For each line below that contains the string "Narbe", copy that line.

Collected data:

####

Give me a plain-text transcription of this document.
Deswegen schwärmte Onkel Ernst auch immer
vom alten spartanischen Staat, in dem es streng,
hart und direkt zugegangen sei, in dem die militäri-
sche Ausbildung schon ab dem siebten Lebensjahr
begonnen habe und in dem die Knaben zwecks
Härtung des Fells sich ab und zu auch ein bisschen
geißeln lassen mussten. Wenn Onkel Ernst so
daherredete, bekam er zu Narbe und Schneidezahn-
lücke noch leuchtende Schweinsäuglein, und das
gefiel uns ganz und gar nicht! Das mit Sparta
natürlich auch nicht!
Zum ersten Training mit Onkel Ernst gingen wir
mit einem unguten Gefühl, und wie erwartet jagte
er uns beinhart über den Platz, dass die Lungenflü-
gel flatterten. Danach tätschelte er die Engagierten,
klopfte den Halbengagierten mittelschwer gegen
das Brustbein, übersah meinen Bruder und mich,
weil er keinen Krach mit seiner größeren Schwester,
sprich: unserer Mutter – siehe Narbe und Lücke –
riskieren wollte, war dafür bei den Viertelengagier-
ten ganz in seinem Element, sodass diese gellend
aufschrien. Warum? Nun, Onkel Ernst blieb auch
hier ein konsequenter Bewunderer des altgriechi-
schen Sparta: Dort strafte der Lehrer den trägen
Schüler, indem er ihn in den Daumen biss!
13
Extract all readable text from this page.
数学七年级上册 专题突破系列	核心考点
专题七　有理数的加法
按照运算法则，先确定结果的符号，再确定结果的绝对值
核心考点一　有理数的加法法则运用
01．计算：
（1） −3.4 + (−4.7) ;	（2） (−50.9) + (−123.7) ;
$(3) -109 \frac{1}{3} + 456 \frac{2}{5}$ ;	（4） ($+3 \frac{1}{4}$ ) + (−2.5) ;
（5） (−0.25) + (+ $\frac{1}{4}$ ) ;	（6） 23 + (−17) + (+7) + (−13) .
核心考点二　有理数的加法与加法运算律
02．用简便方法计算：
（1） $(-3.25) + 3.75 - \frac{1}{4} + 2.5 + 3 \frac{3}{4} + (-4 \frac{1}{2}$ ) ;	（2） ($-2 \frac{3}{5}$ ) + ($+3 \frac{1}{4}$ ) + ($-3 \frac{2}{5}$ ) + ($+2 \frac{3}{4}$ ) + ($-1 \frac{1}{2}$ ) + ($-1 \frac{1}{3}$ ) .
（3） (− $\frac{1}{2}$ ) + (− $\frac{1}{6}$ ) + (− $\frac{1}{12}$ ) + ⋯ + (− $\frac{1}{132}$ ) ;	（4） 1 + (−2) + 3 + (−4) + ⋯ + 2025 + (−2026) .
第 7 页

####

## Answer
daherredete, bekam er zu Narbe und Schneidezahn-
sprich: unserer Mutter – siehe Narbe und Lücke –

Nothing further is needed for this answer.